[Extracted records]

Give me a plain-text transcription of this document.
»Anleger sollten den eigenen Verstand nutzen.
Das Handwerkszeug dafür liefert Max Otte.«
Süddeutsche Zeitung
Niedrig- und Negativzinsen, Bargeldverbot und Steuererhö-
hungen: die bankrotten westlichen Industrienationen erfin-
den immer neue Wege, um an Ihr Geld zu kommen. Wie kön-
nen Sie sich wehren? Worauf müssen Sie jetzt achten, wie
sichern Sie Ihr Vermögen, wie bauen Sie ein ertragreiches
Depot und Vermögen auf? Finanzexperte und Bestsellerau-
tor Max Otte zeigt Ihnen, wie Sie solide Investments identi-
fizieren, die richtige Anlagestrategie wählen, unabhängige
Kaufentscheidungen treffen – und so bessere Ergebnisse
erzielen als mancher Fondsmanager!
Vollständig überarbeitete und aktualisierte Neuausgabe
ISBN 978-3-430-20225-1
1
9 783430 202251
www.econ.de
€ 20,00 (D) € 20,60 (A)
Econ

Task instructions:
A number is the only answer here: how many lines of the material above contain "Vermögen"?

Correct answer:
2